Task goal:
All lines holding the string "november" are to be shown.
══ Extracted entries ══
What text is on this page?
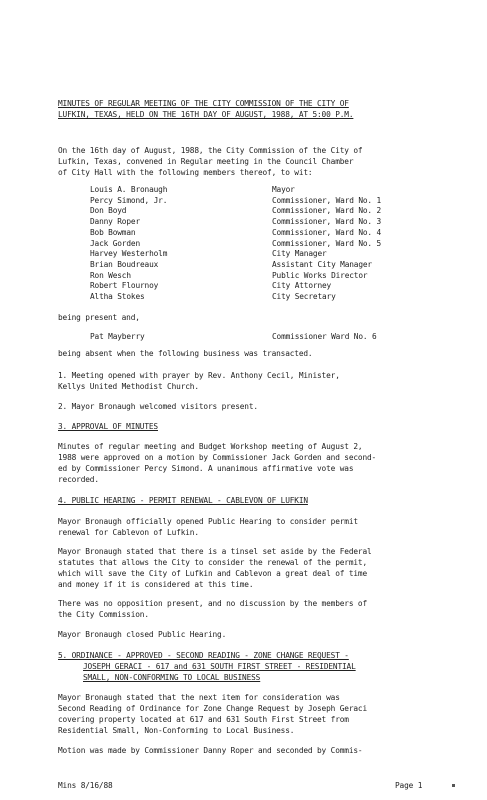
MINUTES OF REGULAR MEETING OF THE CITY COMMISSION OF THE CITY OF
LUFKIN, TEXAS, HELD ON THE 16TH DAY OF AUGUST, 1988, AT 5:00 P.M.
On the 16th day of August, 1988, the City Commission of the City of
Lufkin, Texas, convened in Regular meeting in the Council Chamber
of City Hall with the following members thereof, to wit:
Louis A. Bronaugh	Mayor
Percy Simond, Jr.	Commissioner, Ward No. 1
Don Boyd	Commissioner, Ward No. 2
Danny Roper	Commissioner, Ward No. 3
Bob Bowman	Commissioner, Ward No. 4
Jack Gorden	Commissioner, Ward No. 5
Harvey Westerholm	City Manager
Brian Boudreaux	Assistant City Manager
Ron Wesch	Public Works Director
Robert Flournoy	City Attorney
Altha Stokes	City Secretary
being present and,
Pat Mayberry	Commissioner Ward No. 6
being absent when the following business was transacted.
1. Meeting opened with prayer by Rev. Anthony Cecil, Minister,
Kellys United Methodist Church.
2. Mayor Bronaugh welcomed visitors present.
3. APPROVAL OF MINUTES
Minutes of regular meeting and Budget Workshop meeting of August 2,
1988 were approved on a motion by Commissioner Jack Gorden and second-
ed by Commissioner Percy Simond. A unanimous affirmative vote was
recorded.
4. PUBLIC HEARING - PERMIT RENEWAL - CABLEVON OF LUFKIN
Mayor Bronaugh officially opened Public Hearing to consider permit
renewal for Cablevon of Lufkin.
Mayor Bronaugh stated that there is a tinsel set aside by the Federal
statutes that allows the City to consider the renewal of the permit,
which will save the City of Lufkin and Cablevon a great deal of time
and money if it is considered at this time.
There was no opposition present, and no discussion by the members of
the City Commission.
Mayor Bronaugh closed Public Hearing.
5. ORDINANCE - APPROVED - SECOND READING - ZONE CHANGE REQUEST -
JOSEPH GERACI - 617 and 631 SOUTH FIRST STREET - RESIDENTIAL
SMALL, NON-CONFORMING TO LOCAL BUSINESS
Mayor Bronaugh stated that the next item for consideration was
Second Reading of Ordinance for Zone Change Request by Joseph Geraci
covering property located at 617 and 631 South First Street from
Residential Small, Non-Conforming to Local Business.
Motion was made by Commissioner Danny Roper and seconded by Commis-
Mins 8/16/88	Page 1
═══
══ Extracted entries ══
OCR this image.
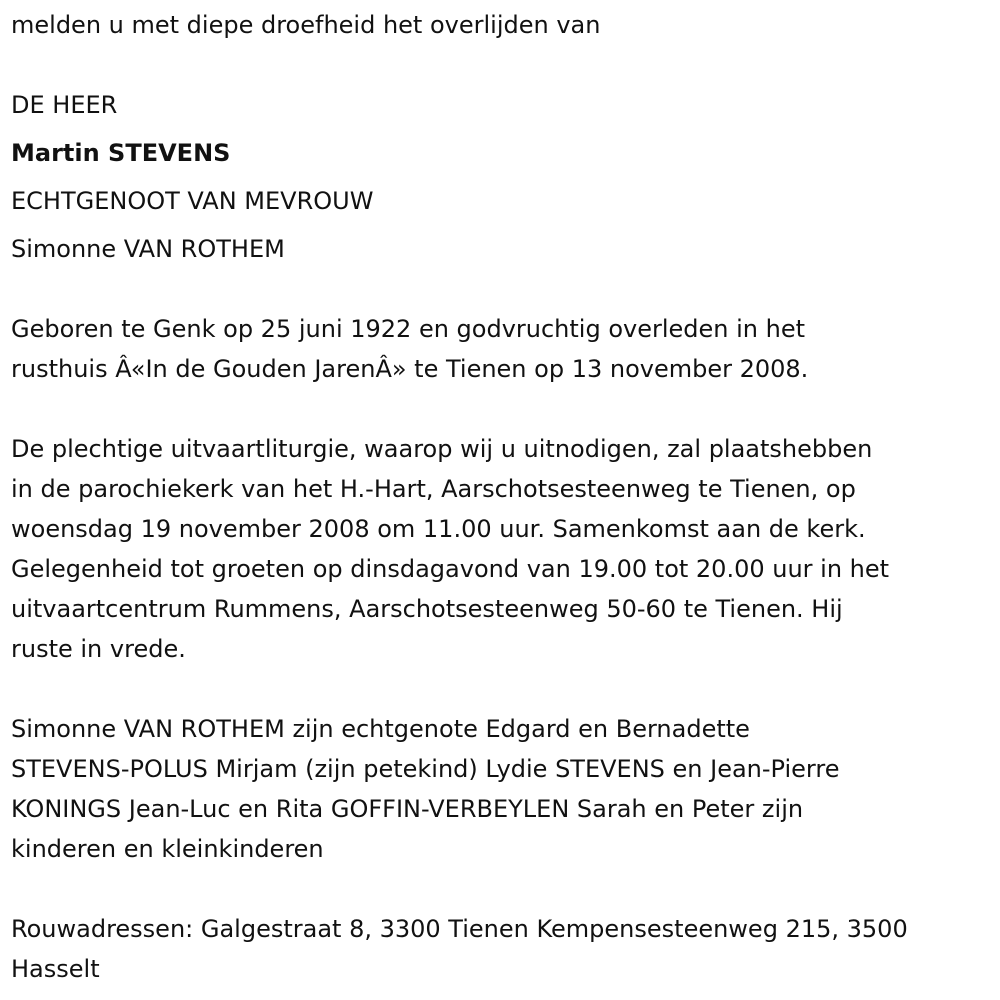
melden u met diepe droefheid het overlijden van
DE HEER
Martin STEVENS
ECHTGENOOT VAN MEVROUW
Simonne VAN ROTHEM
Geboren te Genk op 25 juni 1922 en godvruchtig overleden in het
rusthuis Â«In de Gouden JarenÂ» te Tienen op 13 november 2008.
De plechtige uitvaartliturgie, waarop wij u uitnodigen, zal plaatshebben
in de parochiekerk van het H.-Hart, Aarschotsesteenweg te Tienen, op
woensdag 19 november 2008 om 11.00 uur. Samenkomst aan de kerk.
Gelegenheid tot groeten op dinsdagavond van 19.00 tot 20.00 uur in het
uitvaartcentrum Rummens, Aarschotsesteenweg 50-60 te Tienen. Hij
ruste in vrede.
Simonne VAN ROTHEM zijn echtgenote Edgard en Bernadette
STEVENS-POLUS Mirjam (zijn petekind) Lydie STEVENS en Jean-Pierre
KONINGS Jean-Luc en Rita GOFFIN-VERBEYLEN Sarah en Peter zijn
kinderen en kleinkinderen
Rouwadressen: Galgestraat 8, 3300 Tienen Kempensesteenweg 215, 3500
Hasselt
═══
══ Extracted entries ══
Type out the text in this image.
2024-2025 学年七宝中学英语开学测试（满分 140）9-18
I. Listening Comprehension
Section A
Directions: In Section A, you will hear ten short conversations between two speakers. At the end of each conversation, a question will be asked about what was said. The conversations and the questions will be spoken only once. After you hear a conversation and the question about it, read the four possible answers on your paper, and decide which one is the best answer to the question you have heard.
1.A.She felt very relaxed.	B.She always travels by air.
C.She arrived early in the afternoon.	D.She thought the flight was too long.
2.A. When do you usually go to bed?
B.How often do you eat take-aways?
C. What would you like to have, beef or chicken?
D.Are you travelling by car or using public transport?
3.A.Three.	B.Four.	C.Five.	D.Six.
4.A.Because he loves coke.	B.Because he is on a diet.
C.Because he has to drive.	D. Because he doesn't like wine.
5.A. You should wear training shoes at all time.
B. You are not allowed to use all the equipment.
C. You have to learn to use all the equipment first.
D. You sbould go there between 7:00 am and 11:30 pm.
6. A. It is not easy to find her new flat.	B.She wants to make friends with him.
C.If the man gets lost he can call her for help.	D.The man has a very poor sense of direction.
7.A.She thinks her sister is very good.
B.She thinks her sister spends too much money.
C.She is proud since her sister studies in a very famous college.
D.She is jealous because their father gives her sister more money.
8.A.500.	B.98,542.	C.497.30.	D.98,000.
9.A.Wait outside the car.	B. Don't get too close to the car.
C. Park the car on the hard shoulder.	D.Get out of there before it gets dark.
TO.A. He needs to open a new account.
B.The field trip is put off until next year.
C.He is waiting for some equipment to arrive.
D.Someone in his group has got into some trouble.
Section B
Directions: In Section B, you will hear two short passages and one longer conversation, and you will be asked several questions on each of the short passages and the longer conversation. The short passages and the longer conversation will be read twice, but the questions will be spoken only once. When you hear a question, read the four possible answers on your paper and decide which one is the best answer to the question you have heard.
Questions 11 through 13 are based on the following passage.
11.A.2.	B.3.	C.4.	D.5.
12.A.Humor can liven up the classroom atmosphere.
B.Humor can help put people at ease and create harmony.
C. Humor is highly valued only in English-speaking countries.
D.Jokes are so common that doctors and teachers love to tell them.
═══
Answer to this task:
rusthuis Â«In de Gouden JarenÂ» te Tienen op 13 november 2008.
woensdag 19 november 2008 om 11.00 uur. Samenkomst aan de kerk.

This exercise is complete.